— Data extract —
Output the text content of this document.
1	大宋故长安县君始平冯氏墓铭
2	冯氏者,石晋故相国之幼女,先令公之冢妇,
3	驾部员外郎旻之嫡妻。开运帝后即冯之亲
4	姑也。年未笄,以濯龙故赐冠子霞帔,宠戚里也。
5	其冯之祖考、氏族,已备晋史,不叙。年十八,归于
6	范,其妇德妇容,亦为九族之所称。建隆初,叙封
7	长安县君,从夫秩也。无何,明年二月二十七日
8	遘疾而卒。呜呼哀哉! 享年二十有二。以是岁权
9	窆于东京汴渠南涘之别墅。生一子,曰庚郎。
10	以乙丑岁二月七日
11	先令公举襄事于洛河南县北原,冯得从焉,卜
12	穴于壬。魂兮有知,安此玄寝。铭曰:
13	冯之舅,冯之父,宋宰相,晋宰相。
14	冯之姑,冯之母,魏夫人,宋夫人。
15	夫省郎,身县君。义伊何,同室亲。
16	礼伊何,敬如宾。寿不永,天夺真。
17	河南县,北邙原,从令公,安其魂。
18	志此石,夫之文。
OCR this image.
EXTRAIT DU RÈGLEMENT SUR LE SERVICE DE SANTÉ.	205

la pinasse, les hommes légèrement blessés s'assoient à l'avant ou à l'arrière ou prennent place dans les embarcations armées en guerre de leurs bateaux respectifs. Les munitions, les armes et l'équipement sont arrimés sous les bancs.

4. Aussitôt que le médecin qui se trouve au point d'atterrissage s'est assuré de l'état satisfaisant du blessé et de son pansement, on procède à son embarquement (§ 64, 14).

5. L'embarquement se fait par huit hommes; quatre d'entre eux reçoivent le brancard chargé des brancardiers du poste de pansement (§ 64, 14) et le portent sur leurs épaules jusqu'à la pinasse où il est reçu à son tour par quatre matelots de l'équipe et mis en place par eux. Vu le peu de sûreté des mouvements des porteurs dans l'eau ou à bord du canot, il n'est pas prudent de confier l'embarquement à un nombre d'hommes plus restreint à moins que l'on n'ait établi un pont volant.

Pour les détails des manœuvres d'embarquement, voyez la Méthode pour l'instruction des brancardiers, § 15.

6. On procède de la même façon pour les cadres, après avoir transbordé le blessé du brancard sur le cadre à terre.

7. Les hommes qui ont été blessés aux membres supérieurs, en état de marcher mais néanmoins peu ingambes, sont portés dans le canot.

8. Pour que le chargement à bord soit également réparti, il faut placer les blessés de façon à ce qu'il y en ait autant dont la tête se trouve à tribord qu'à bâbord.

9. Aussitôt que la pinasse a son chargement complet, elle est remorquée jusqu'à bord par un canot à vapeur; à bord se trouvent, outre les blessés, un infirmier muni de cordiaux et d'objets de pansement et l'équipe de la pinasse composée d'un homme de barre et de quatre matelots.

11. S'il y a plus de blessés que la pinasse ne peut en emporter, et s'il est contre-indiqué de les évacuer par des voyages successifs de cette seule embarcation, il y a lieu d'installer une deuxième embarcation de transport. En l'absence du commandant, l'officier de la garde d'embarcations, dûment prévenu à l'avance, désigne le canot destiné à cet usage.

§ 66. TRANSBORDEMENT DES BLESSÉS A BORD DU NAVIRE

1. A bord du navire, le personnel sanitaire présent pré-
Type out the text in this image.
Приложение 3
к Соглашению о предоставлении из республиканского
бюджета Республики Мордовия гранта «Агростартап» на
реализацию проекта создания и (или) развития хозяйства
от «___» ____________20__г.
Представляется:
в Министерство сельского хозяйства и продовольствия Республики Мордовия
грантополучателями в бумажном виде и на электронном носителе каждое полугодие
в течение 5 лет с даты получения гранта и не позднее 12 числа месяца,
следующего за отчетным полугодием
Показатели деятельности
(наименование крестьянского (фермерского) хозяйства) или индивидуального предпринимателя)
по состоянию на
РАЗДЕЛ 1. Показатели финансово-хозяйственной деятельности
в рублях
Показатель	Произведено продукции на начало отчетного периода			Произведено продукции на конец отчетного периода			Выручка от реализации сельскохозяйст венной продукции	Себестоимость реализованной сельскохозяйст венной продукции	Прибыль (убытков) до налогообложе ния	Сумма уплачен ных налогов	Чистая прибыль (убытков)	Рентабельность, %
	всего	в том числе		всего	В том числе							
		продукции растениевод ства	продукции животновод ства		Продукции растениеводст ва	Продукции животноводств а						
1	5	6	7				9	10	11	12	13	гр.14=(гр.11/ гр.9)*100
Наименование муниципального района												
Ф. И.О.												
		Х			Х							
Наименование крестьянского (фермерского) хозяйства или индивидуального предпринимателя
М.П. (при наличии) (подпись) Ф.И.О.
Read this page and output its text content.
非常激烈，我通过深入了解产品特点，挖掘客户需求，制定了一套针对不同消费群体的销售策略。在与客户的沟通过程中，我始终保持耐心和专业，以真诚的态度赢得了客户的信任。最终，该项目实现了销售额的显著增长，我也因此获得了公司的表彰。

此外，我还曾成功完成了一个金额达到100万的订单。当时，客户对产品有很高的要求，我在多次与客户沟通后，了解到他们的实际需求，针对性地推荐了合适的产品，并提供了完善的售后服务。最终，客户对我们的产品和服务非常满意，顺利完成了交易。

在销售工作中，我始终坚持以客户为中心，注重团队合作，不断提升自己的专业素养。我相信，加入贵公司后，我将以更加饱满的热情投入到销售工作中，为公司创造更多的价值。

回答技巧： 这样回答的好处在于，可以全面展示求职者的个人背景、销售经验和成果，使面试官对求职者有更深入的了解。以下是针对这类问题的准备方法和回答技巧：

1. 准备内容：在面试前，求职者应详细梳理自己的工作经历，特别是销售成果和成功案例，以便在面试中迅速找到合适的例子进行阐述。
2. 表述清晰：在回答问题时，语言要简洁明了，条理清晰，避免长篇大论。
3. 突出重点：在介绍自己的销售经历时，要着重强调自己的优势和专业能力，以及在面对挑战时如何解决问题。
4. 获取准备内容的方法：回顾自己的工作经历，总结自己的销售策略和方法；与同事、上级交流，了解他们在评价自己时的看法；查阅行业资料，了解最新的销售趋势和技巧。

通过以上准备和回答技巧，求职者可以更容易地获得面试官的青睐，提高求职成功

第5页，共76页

— What is being asked —
Reproduce the listing shown above in its entirety, exactly.

— Answer to the task —
Output the text content of this document.
1	大宋故长安县君始平冯氏墓铭
2	冯氏者,石晋故相国之幼女,先令公之冢妇,
3	驾部员外郎旻之嫡妻。开运帝后即冯之亲
4	姑也。年未笄,以濯龙故赐冠子霞帔,宠戚里也。
5	其冯之祖考、氏族,已备晋史,不叙。年十八,归于
6	范,其妇德妇容,亦为九族之所称。建隆初,叙封
7	长安县君,从夫秩也。无何,明年二月二十七日
8	遘疾而卒。呜呼哀哉! 享年二十有二。以是岁权
9	窆于东京汴渠南涘之别墅。生一子,曰庚郎。
10	以乙丑岁二月七日
11	先令公举襄事于洛河南县北原,冯得从焉,卜
12	穴于壬。魂兮有知,安此玄寝。铭曰:
13	冯之舅,冯之父,宋宰相,晋宰相。
14	冯之姑,冯之母,魏夫人,宋夫人。
15	夫省郎,身县君。义伊何,同室亲。
16	礼伊何,敬如宾。寿不永,天夺真。
17	河南县,北邙原,从令公,安其魂。
18	志此石,夫之文。
OCR this image.
EXTRAIT DU RÈGLEMENT SUR LE SERVICE DE SANTÉ.	205

la pinasse, les hommes légèrement blessés s'assoient à l'avant ou à l'arrière ou prennent place dans les embarcations armées en guerre de leurs bateaux respectifs. Les munitions, les armes et l'équipement sont arrimés sous les bancs.

4. Aussitôt que le médecin qui se trouve au point d'atterrissage s'est assuré de l'état satisfaisant du blessé et de son pansement, on procède à son embarquement (§ 64, 14).

5. L'embarquement se fait par huit hommes; quatre d'entre eux reçoivent le brancard chargé des brancardiers du poste de pansement (§ 64, 14) et le portent sur leurs épaules jusqu'à la pinasse où il est reçu à son tour par quatre matelots de l'équipe et mis en place par eux. Vu le peu de sûreté des mouvements des porteurs dans l'eau ou à bord du canot, il n'est pas prudent de confier l'embarquement à un nombre d'hommes plus restreint à moins que l'on n'ait établi un pont volant.

Pour les détails des manœuvres d'embarquement, voyez la Méthode pour l'instruction des brancardiers, § 15.

6. On procède de la même façon pour les cadres, après avoir transbordé le blessé du brancard sur le cadre à terre.

7. Les hommes qui ont été blessés aux membres supérieurs, en état de marcher mais néanmoins peu ingambes, sont portés dans le canot.

8. Pour que le chargement à bord soit également réparti, il faut placer les blessés de façon à ce qu'il y en ait autant dont la tête se trouve à tribord qu'à bâbord.

9. Aussitôt que la pinasse a son chargement complet, elle est remorquée jusqu'à bord par un canot à vapeur; à bord se trouvent, outre les blessés, un infirmier muni de cordiaux et d'objets de pansement et l'équipe de la pinasse composée d'un homme de barre et de quatre matelots.

11. S'il y a plus de blessés que la pinasse ne peut en emporter, et s'il est contre-indiqué de les évacuer par des voyages successifs de cette seule embarcation, il y a lieu d'installer une deuxième embarcation de transport. En l'absence du commandant, l'officier de la garde d'embarcations, dûment prévenu à l'avance, désigne le canot destiné à cet usage.

§ 66. TRANSBORDEMENT DES BLESSÉS A BORD DU NAVIRE

1. A bord du navire, le personnel sanitaire présent pré-
Type out the text in this image.
Приложение 3
к Соглашению о предоставлении из республиканского
бюджета Республики Мордовия гранта «Агростартап» на
реализацию проекта создания и (или) развития хозяйства
от «___» ____________20__г.
Представляется:
в Министерство сельского хозяйства и продовольствия Республики Мордовия
грантополучателями в бумажном виде и на электронном носителе каждое полугодие
в течение 5 лет с даты получения гранта и не позднее 12 числа месяца,
следующего за отчетным полугодием
Показатели деятельности
(наименование крестьянского (фермерского) хозяйства) или индивидуального предпринимателя)
по состоянию на
РАЗДЕЛ 1. Показатели финансово-хозяйственной деятельности
в рублях
Показатель	Произведено продукции на начало отчетного периода			Произведено продукции на конец отчетного периода			Выручка от реализации сельскохозяйст венной продукции	Себестоимость реализованной сельскохозяйст венной продукции	Прибыль (убытков) до налогообложе ния	Сумма уплачен ных налогов	Чистая прибыль (убытков)	Рентабельность, %
	всего	в том числе		всего	В том числе							
		продукции растениевод ства	продукции животновод ства		Продукции растениеводст ва	Продукции животноводств а						
1	5	6	7				9	10	11	12	13	гр.14=(гр.11/ гр.9)*100
Наименование муниципального района												
Ф. И.О.												
		Х			Х							
Наименование крестьянского (фермерского) хозяйства или индивидуального предпринимателя
М.П. (при наличии) (подпись) Ф.И.О.
Read this page and output its text content.
非常激烈，我通过深入了解产品特点，挖掘客户需求，制定了一套针对不同消费群体的销售策略。在与客户的沟通过程中，我始终保持耐心和专业，以真诚的态度赢得了客户的信任。最终，该项目实现了销售额的显著增长，我也因此获得了公司的表彰。

此外，我还曾成功完成了一个金额达到100万的订单。当时，客户对产品有很高的要求，我在多次与客户沟通后，了解到他们的实际需求，针对性地推荐了合适的产品，并提供了完善的售后服务。最终，客户对我们的产品和服务非常满意，顺利完成了交易。

在销售工作中，我始终坚持以客户为中心，注重团队合作，不断提升自己的专业素养。我相信，加入贵公司后，我将以更加饱满的热情投入到销售工作中，为公司创造更多的价值。

回答技巧： 这样回答的好处在于，可以全面展示求职者的个人背景、销售经验和成果，使面试官对求职者有更深入的了解。以下是针对这类问题的准备方法和回答技巧：

1. 准备内容：在面试前，求职者应详细梳理自己的工作经历，特别是销售成果和成功案例，以便在面试中迅速找到合适的例子进行阐述。
2. 表述清晰：在回答问题时，语言要简洁明了，条理清晰，避免长篇大论。
3. 突出重点：在介绍自己的销售经历时，要着重强调自己的优势和专业能力，以及在面对挑战时如何解决问题。
4. 获取准备内容的方法：回顾自己的工作经历，总结自己的销售策略和方法；与同事、上级交流，了解他们在评价自己时的看法；查阅行业资料，了解最新的销售趋势和技巧。

通过以上准备和回答技巧，求职者可以更容易地获得面试官的青睐，提高求职成功

第5页，共76页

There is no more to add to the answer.